Thursday, 26 February 2009

[it's a thief in the night to come and grab you]

I keep having dreams that really confuse me because in them, I get out of bed and open my bedroom door. So when I do wake up, I can't remember whether that actually happened and I went back to bed, or if I actually dreamt it. I have to spend a few minutes trying to assess how realistic the possible dream was.

Last night's was fairly easy to figure out, mind you. I got out of bed, opened the door and there were loads of people at the top of the stairs. Daniel was by the toilet door, wearing pyjamas (first sign it was a dream). Sophie was in the bathroom, talking to someone who was, for whatever reason, standing in our bath fully clothed (second sign of it being a dream). I went closer and discovered it was an old school friend of mine (major clue that it was a dream). And Ben was in there too.

... yeah, I've no idea.

Right, to campus to meet Coz for lunch in East Slope Bar. I haven't been into East Slope Bar in ages.

Monday, 23 February 2009

[take a lover on the radio]

Law & Order: UK started this evening and, despite my apprehensiveness about it, it wasn't actually half bad. The format was exactly the same and it worked well. And they kept the 'doink doink', so, you know, that's a plus point right there.

_ _ _ _ _ _ _

> **Tasks to perform**
a – In the blog post's dream, what was Daniel wearing?
b – Extract the part of the blog post from "Thursday, 26 February" up to and including "I've no idea.".
c – Continue the blog post from its last sentence.
The lines that come next are separate material, not part of the blog post.

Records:
_ _ _ _ _ _ _

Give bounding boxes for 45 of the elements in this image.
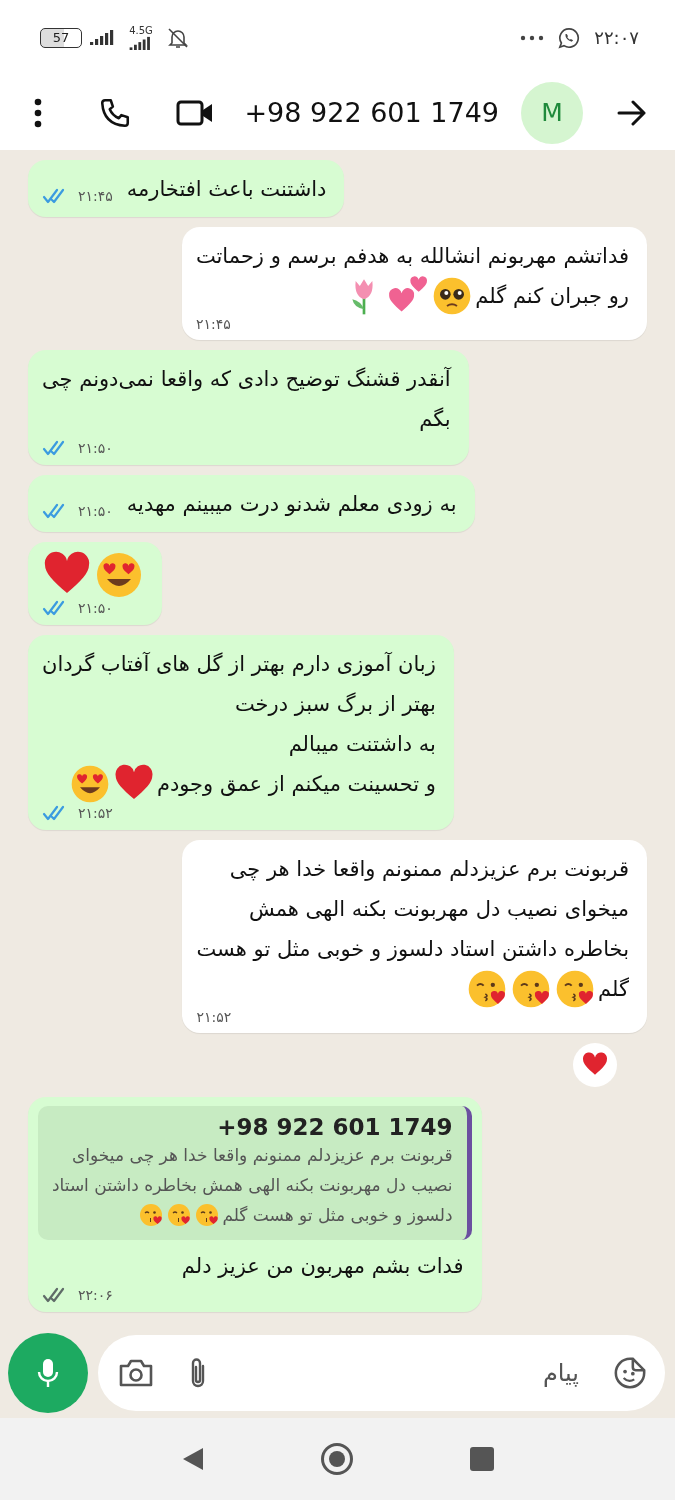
camera-icon[interactable] [118,1358,154,1388]
sticker-icon[interactable] [613,1356,647,1390]
message-text: آنقدر قشنگ توضیح دادی که واقعا نمی‌دونم چی [42,366,451,393]
home-icon[interactable] [319,1442,354,1476]
network-type: 4.5G [129,25,153,36]
contact-name[interactable]: +98 922 601 1749 [244,97,499,128]
message-text: گلم [598,976,629,1003]
menu-icon[interactable] [32,97,44,128]
quote-text: دلسوز و خوبی مثل تو هست گلم [222,1204,453,1227]
back-arrow-icon[interactable] [617,99,647,126]
more-notifications-icon [520,34,545,41]
message-text: به داشتنت میبالم [288,731,436,758]
message-time: ۲۱:۵۰ [78,440,113,456]
quote-author: +98 922 601 1749 [216,1114,453,1140]
quote-text: نصیب دل مهربونت بکنه الهی همش بخاطره داشتن استاد [52,1174,453,1198]
message-text: بخاطره داشتن استاد دلسوز و خوبی مثل تو هست [196,936,629,963]
recent-apps-icon[interactable] [468,1446,495,1472]
message-text: و تحسینت میکنم از عمق وجودم [156,771,436,798]
avatar[interactable]: M [521,81,583,144]
message-time: ۲۱:۵۰ [78,600,113,616]
message-input[interactable]: پیام [242,1358,581,1388]
message-text: فدات بشم مهربون من عزیز دلم [181,1253,464,1280]
message-time: ۲۱:۴۵ [78,188,113,204]
message-text: قربونت برم عزیزدلم ممنونم واقعا خدا هر چی [229,856,629,883]
message-text: بهتر از برگ سبز درخت [234,691,436,718]
message-text: زبان آموزی دارم بهتر از گل های آفتاب گردان [42,651,436,678]
message-time: ۲۱:۵۲ [196,1009,232,1025]
battery-level: 57 [52,30,70,45]
message-time: ۲۱:۴۵ [195,316,231,332]
signal-icon [90,28,116,47]
clock: ۲۲:۰۷ [594,27,639,48]
microphone-icon [37,1358,59,1388]
message-time: ۲۱:۵۲ [78,805,113,821]
message-text: به زودی معلم شدنو درت میبینم مهدیه [126,491,457,518]
message-text: میخوای نصیب دل مهربونت بکنه الهی همش [248,896,629,923]
message-text: فداتشم مهربونم انشالله به هدفم برسم و زحماتت [195,243,629,270]
reaction-badge[interactable] [573,1043,617,1087]
message-time: ۲۲:۰۶ [78,1287,113,1303]
video-camera-icon[interactable] [176,98,214,127]
chat-bubble-icon [558,26,581,49]
message-text: بگم [419,406,451,433]
message-text: داشتنت باعث افتخارمه [126,176,327,203]
message-time: ۲۱:۵۰ [78,503,113,519]
quote-text: قربونت برم عزیزدلم ممنونم واقعا خدا هر چی میخوای [72,1144,453,1168]
message-text: رو جبران کنم گلم [475,283,629,310]
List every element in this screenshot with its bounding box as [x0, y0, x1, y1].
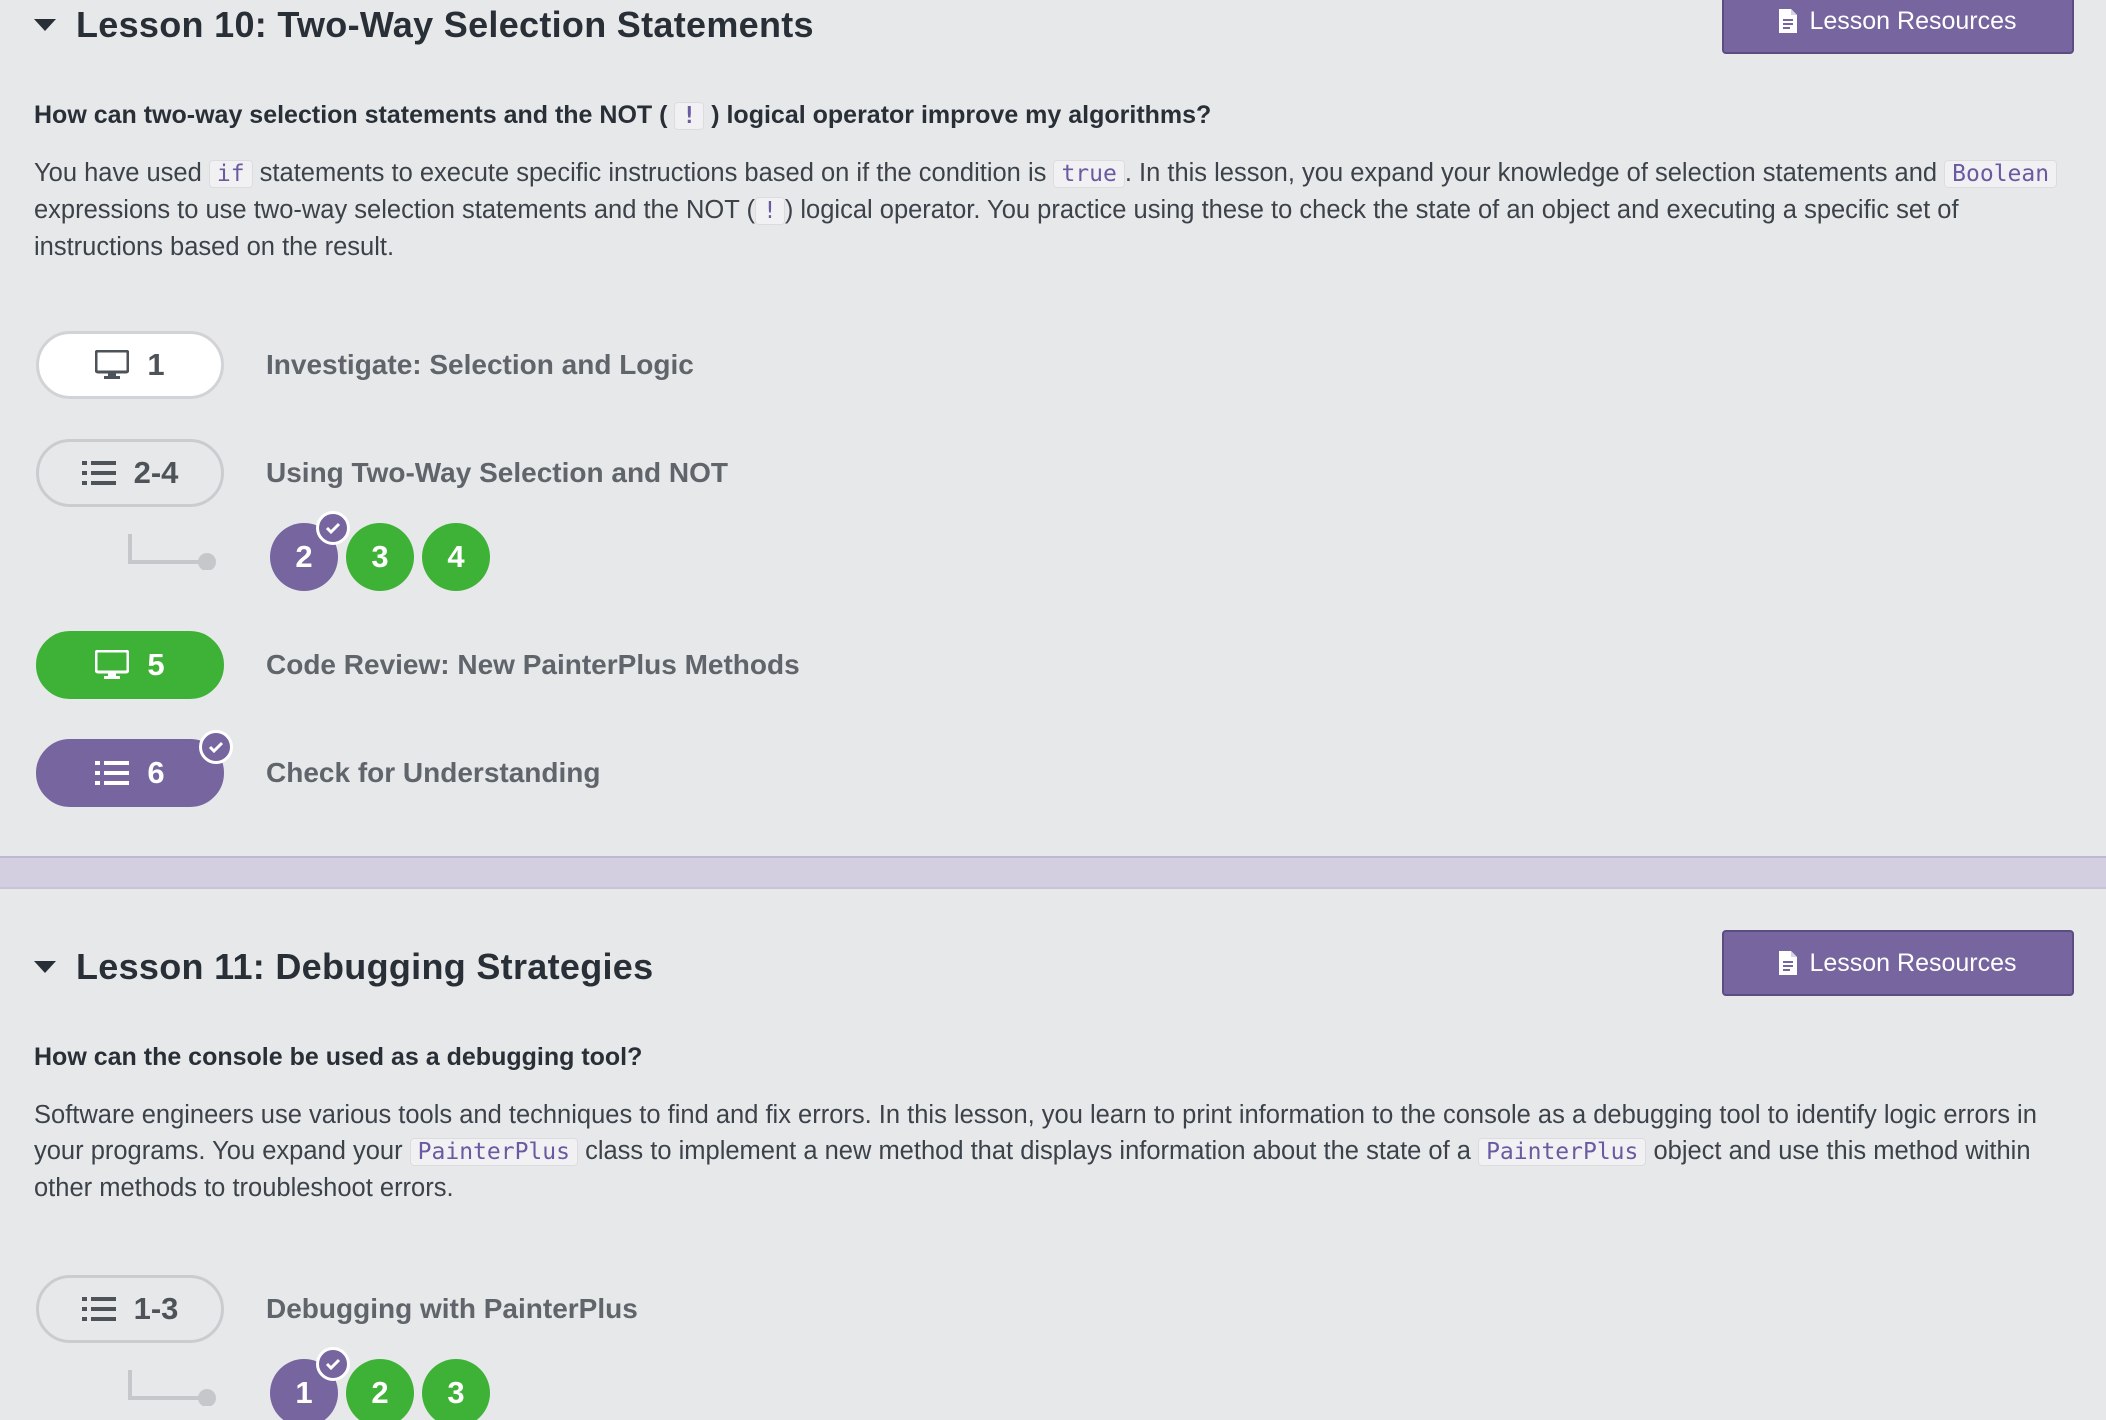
step-label-check-understanding[interactable]: Check for Understanding	[266, 757, 600, 789]
lesson-10-resources-button[interactable]: Lesson Resources	[1722, 0, 2074, 54]
sublevel-number: 3	[371, 539, 389, 574]
resources-button-label: Lesson Resources	[1809, 948, 2017, 977]
checkmark-icon	[199, 730, 233, 764]
list-icon	[95, 760, 130, 786]
lesson-11-title[interactable]: Lesson 11: Debugging Strategies	[76, 946, 653, 988]
lesson-10-header[interactable]: Lesson 10: Two-Way Selection Statements	[34, 4, 814, 46]
sublevel-bubble-3[interactable]: 3	[346, 523, 414, 591]
step-number: 6	[147, 755, 165, 790]
step-row-1: 1 Investigate: Selection and Logic	[36, 331, 694, 399]
lesson-11-question: How can the console be used as a debuggi…	[34, 1043, 643, 1071]
lesson-11-description: Software engineers use various tools and…	[34, 1097, 2084, 1206]
step-row-6: 6 Check for Understanding	[36, 730, 600, 807]
lesson-10-description: You have used if statements to execute s…	[34, 155, 2084, 265]
checkmark-icon	[316, 511, 350, 545]
sublevel-bubble-1[interactable]: 1	[270, 1347, 350, 1420]
question-text: How can two-way selection statements and…	[34, 101, 668, 129]
step-row-1-3: 1-3 Debugging with PainterPlus	[36, 1275, 638, 1343]
step-label-code-review[interactable]: Code Review: New PainterPlus Methods	[266, 649, 800, 681]
step-pill-6[interactable]: 6	[36, 730, 233, 807]
painterplus-code: PainterPlus	[1478, 1138, 1647, 1166]
lesson-11-section: Lesson 11: Debugging Strategies Lesson R…	[0, 889, 2106, 1420]
not-operator-code: !	[674, 102, 705, 130]
document-icon	[1779, 9, 1798, 33]
sublevel-connector	[128, 1370, 216, 1406]
sublevel-bubbles: 1 2 3	[270, 1347, 498, 1420]
sublevel-number: 2	[371, 1375, 389, 1410]
step-pill-1[interactable]: 1	[36, 331, 224, 399]
sublevel-bubble-2[interactable]: 2	[346, 1359, 414, 1420]
question-text: ) logical operator improve my algorithms…	[711, 101, 1212, 129]
sublevel-number: 3	[447, 1375, 465, 1410]
description-text: statements to execute specific instructi…	[252, 159, 1054, 187]
monitor-icon	[95, 350, 130, 380]
lesson-11-header[interactable]: Lesson 11: Debugging Strategies	[34, 946, 653, 988]
sublevel-number: 2	[295, 539, 313, 574]
sublevel-number: 1	[295, 1375, 313, 1410]
sublevel-connector	[128, 534, 216, 570]
description-text: . In this lesson, you expand your knowle…	[1124, 159, 1945, 187]
true-code: true	[1053, 160, 1125, 188]
if-code: if	[208, 160, 253, 188]
list-icon	[81, 460, 116, 486]
step-row-5: 5 Code Review: New PainterPlus Methods	[36, 631, 800, 699]
sublevel-bubble-4[interactable]: 4	[422, 523, 490, 591]
step-label-investigate[interactable]: Investigate: Selection and Logic	[266, 349, 694, 381]
lesson-11-resources-button[interactable]: Lesson Resources	[1722, 930, 2074, 996]
step-number: 1	[147, 347, 165, 382]
step-label-debugging[interactable]: Debugging with PainterPlus	[266, 1293, 638, 1325]
lesson-10-question: How can two-way selection statements and…	[34, 101, 1211, 130]
lesson-divider	[0, 856, 2106, 889]
sublevel-bubble-2[interactable]: 2	[270, 511, 350, 591]
sublevel-bubbles: 2 3 4	[270, 511, 498, 591]
collapse-caret-icon[interactable]	[34, 961, 56, 973]
resources-button-label: Lesson Resources	[1809, 6, 2017, 35]
sublevel-bubble-3[interactable]: 3	[422, 1359, 490, 1420]
lesson-10-section: Lesson 10: Two-Way Selection Statements …	[0, 0, 2106, 856]
step-number: 2-4	[133, 455, 179, 490]
step-number: 1-3	[133, 1291, 179, 1326]
monitor-icon	[95, 650, 130, 680]
step-row-2-4: 2-4 Using Two-Way Selection and NOT	[36, 439, 728, 507]
step-pill-2-4[interactable]: 2-4	[36, 439, 224, 507]
step-label-two-way[interactable]: Using Two-Way Selection and NOT	[266, 457, 728, 489]
collapse-caret-icon[interactable]	[34, 19, 56, 31]
description-text: expressions to use two-way selection sta…	[34, 196, 755, 224]
description-text: class to implement a new method that dis…	[577, 1137, 1479, 1165]
checkmark-icon	[316, 1347, 350, 1381]
step-pill-5[interactable]: 5	[36, 631, 224, 699]
not-operator-code: !	[754, 197, 785, 225]
lesson-10-title[interactable]: Lesson 10: Two-Way Selection Statements	[76, 4, 814, 46]
document-icon	[1779, 951, 1798, 975]
list-icon	[81, 1296, 116, 1322]
painterplus-code: PainterPlus	[409, 1138, 578, 1166]
step-number: 5	[147, 647, 165, 682]
sublevel-number: 4	[447, 539, 465, 574]
boolean-code: Boolean	[1944, 160, 2058, 188]
description-text: You have used	[34, 159, 209, 187]
step-pill-1-3[interactable]: 1-3	[36, 1275, 224, 1343]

_ _ _ _ _ _ _

> **Results for the exercise**
a – Pyjamas.

b –
Thursday, 26 February 2009

[it's a thief in the night to come and grab you]

I keep having dreams that really confuse me because in them, I get out of bed and open my bedroom door. So when I do wake up, I can't remember whether that actually happened and I went back to bed, or if I actually dreamt it. I have to spend a few minutes trying to assess how realistic the possible dream was.

Last night's was fairly easy to figure out, mind you. I got out of bed, opened the door and there were loads of people at the top of the stairs. Daniel was by the toilet door, wearing pyjamas (first sign it was a dream). Sophie was in the bathroom, talking to someone who was, for whatever reason, standing in our bath fully clothed (second sign of it being a dream). I went closer and discovered it was an old school friend of mine (major clue that it was a dream). And Ben was in there too.

... yeah, I've no idea.

c –
... right, after getting distracted by Ben needing to use my laptop to check his Facebook (he is currently without internet, due to Daniel closing a window a bit too viciously on Ben's internet wire), I'm back. Not that you, mysterious reader, noticed my absence, but that is by the by.

My weekend in Cardiff was rather lovely, even if it did go far too quickly. My muscles still ache from rhythm boxing on the Wii. Seriously, it gets me every time. Although I don't suppose carrying a heavy rucksack the day afterwards really helped matters.

In more personal matters (do I feel comfortable posting about 'personal matters' on here? Does it matter? Will anyone care?), I broke up with my boyfriend today. Except it feels weird calling him my 'boyfriend' because, somehow, I never got my head around the fact that he actually was my boyfriend. Which, I suppose, was part of the problem. Amongst other things, mainly of my own infliction. 
Things will be fine between us. Yes.

I should stop doing this whole messing with boys head thing. Most of the time I don't intend to, I swear. It just sort of ... happens.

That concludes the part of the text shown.